## START

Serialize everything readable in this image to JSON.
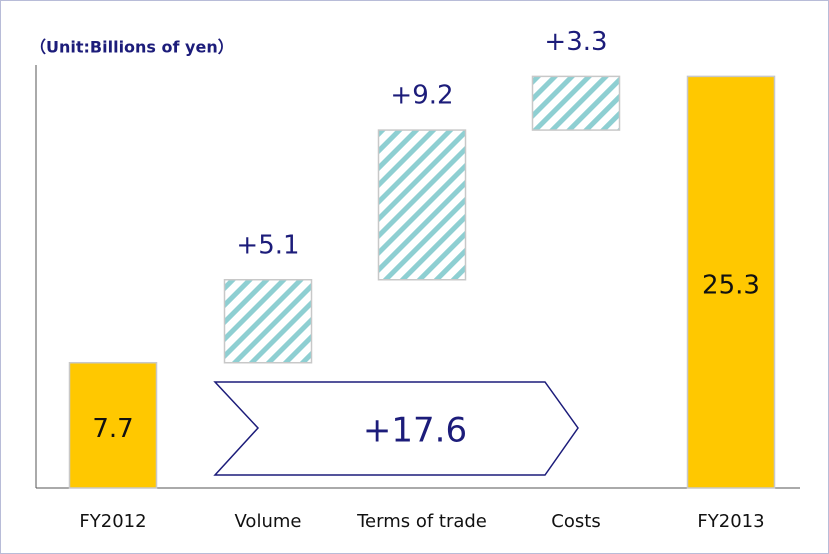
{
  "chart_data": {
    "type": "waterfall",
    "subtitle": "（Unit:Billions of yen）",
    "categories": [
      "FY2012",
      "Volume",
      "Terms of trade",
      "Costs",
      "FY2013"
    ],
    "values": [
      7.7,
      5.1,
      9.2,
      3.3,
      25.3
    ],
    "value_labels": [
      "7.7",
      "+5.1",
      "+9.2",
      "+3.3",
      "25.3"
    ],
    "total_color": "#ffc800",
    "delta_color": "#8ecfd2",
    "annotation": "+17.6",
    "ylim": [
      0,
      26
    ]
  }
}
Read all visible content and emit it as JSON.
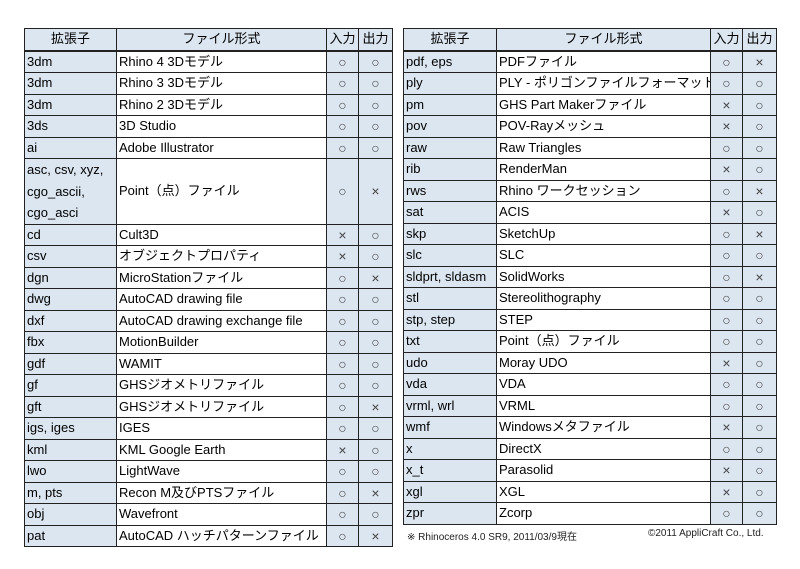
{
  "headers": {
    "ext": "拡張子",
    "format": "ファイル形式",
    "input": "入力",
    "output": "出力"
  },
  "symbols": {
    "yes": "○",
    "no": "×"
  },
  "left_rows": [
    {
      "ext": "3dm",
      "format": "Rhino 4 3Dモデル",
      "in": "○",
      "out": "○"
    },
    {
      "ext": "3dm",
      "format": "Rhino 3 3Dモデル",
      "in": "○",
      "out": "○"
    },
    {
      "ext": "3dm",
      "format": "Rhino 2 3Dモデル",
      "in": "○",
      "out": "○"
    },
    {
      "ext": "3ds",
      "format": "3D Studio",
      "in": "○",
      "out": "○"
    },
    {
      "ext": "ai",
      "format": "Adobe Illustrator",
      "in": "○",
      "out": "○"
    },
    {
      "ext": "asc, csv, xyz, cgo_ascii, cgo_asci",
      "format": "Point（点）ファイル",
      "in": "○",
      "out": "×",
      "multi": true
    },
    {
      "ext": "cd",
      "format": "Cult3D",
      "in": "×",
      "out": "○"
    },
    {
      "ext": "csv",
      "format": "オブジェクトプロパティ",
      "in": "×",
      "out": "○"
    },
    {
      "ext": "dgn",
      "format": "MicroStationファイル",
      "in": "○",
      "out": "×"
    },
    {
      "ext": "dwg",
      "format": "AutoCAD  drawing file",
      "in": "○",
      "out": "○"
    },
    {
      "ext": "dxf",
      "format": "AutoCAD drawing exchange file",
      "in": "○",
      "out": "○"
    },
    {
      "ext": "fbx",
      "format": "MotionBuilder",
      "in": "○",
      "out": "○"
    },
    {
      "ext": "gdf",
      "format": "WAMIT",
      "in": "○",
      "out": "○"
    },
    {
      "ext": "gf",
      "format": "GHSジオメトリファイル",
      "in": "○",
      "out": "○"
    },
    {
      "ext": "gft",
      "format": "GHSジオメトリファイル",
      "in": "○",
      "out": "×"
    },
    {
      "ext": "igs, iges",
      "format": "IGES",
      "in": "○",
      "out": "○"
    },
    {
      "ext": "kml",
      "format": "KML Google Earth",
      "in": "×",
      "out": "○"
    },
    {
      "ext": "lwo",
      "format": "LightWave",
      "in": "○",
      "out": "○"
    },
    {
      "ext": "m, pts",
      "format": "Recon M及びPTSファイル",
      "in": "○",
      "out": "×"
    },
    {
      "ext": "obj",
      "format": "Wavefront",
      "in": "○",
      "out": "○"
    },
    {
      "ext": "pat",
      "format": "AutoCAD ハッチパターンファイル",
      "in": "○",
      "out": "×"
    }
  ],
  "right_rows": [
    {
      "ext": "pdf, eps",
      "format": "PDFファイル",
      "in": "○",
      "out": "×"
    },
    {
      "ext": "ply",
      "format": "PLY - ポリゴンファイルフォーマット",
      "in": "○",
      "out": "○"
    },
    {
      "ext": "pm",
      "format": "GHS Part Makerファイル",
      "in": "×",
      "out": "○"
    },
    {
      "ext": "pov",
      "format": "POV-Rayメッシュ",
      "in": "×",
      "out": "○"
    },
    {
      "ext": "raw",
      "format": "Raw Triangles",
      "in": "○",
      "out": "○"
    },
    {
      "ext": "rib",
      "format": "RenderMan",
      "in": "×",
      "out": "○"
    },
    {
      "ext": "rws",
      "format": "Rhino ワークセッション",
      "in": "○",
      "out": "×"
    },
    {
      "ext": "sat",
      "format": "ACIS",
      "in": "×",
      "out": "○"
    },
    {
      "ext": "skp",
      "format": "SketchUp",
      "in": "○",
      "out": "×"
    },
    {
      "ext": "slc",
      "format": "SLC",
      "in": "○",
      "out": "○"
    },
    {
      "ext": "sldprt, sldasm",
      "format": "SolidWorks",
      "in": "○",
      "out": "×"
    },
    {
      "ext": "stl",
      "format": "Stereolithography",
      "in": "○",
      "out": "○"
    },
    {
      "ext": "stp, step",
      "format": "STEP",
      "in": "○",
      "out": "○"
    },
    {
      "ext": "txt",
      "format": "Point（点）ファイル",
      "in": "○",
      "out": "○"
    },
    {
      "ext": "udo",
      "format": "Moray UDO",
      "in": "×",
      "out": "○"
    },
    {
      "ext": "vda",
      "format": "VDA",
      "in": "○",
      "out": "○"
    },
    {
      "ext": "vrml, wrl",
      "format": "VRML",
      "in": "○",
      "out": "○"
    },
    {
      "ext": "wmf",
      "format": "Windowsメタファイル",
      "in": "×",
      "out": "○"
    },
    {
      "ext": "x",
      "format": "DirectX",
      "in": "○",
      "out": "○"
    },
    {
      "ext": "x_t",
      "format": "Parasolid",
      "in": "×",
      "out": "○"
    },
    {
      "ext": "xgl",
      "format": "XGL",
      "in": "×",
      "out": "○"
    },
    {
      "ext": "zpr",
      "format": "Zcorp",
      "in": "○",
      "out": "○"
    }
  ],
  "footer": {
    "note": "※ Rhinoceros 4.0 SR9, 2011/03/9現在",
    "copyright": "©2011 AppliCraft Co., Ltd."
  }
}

## END

Set the listing down in full and exactly. Pictures within it should not appear in the copy.

Serialize everything readable in this image to JSON.
{
  "chart_data": {
    "type": "waterfall",
    "subtitle": "（Unit:Billions of yen）",
    "categories": [
      "FY2012",
      "Volume",
      "Terms of trade",
      "Costs",
      "FY2013"
    ],
    "values": [
      7.7,
      5.1,
      9.2,
      3.3,
      25.3
    ],
    "value_labels": [
      "7.7",
      "+5.1",
      "+9.2",
      "+3.3",
      "25.3"
    ],
    "total_color": "#ffc800",
    "delta_color": "#8ecfd2",
    "annotation": "+17.6",
    "ylim": [
      0,
      26
    ]
  }
}
Read all visible content and emit it as JSON.
{
  "headers": {
    "ext": "拡張子",
    "format": "ファイル形式",
    "input": "入力",
    "output": "出力"
  },
  "symbols": {
    "yes": "○",
    "no": "×"
  },
  "left_rows": [
    {
      "ext": "3dm",
      "format": "Rhino 4 3Dモデル",
      "in": "○",
      "out": "○"
    },
    {
      "ext": "3dm",
      "format": "Rhino 3 3Dモデル",
      "in": "○",
      "out": "○"
    },
    {
      "ext": "3dm",
      "format": "Rhino 2 3Dモデル",
      "in": "○",
      "out": "○"
    },
    {
      "ext": "3ds",
      "format": "3D Studio",
      "in": "○",
      "out": "○"
    },
    {
      "ext": "ai",
      "format": "Adobe Illustrator",
      "in": "○",
      "out": "○"
    },
    {
      "ext": "asc, csv, xyz, cgo_ascii, cgo_asci",
      "format": "Point（点）ファイル",
      "in": "○",
      "out": "×",
      "multi": true
    },
    {
      "ext": "cd",
      "format": "Cult3D",
      "in": "×",
      "out": "○"
    },
    {
      "ext": "csv",
      "format": "オブジェクトプロパティ",
      "in": "×",
      "out": "○"
    },
    {
      "ext": "dgn",
      "format": "MicroStationファイル",
      "in": "○",
      "out": "×"
    },
    {
      "ext": "dwg",
      "format": "AutoCAD  drawing file",
      "in": "○",
      "out": "○"
    },
    {
      "ext": "dxf",
      "format": "AutoCAD drawing exchange file",
      "in": "○",
      "out": "○"
    },
    {
      "ext": "fbx",
      "format": "MotionBuilder",
      "in": "○",
      "out": "○"
    },
    {
      "ext": "gdf",
      "format": "WAMIT",
      "in": "○",
      "out": "○"
    },
    {
      "ext": "gf",
      "format": "GHSジオメトリファイル",
      "in": "○",
      "out": "○"
    },
    {
      "ext": "gft",
      "format": "GHSジオメトリファイル",
      "in": "○",
      "out": "×"
    },
    {
      "ext": "igs, iges",
      "format": "IGES",
      "in": "○",
      "out": "○"
    },
    {
      "ext": "kml",
      "format": "KML Google Earth",
      "in": "×",
      "out": "○"
    },
    {
      "ext": "lwo",
      "format": "LightWave",
      "in": "○",
      "out": "○"
    },
    {
      "ext": "m, pts",
      "format": "Recon M及びPTSファイル",
      "in": "○",
      "out": "×"
    },
    {
      "ext": "obj",
      "format": "Wavefront",
      "in": "○",
      "out": "○"
    },
    {
      "ext": "pat",
      "format": "AutoCAD ハッチパターンファイル",
      "in": "○",
      "out": "×"
    }
  ],
  "right_rows": [
    {
      "ext": "pdf, eps",
      "format": "PDFファイル",
      "in": "○",
      "out": "×"
    },
    {
      "ext": "ply",
      "format": "PLY - ポリゴンファイルフォーマット",
      "in": "○",
      "out": "○"
    },
    {
      "ext": "pm",
      "format": "GHS Part Makerファイル",
      "in": "×",
      "out": "○"
    },
    {
      "ext": "pov",
      "format": "POV-Rayメッシュ",
      "in": "×",
      "out": "○"
    },
    {
      "ext": "raw",
      "format": "Raw Triangles",
      "in": "○",
      "out": "○"
    },
    {
      "ext": "rib",
      "format": "RenderMan",
      "in": "×",
      "out": "○"
    },
    {
      "ext": "rws",
      "format": "Rhino ワークセッション",
      "in": "○",
      "out": "×"
    },
    {
      "ext": "sat",
      "format": "ACIS",
      "in": "×",
      "out": "○"
    },
    {
      "ext": "skp",
      "format": "SketchUp",
      "in": "○",
      "out": "×"
    },
    {
      "ext": "slc",
      "format": "SLC",
      "in": "○",
      "out": "○"
    },
    {
      "ext": "sldprt, sldasm",
      "format": "SolidWorks",
      "in": "○",
      "out": "×"
    },
    {
      "ext": "stl",
      "format": "Stereolithography",
      "in": "○",
      "out": "○"
    },
    {
      "ext": "stp, step",
      "format": "STEP",
      "in": "○",
      "out": "○"
    },
    {
      "ext": "txt",
      "format": "Point（点）ファイル",
      "in": "○",
      "out": "○"
    },
    {
      "ext": "udo",
      "format": "Moray UDO",
      "in": "×",
      "out": "○"
    },
    {
      "ext": "vda",
      "format": "VDA",
      "in": "○",
      "out": "○"
    },
    {
      "ext": "vrml, wrl",
      "format": "VRML",
      "in": "○",
      "out": "○"
    },
    {
      "ext": "wmf",
      "format": "Windowsメタファイル",
      "in": "×",
      "out": "○"
    },
    {
      "ext": "x",
      "format": "DirectX",
      "in": "○",
      "out": "○"
    },
    {
      "ext": "x_t",
      "format": "Parasolid",
      "in": "×",
      "out": "○"
    },
    {
      "ext": "xgl",
      "format": "XGL",
      "in": "×",
      "out": "○"
    },
    {
      "ext": "zpr",
      "format": "Zcorp",
      "in": "○",
      "out": "○"
    }
  ],
  "footer": {
    "note": "※ Rhinoceros 4.0 SR9, 2011/03/9現在",
    "copyright": "©2011 AppliCraft Co., Ltd."
  }
}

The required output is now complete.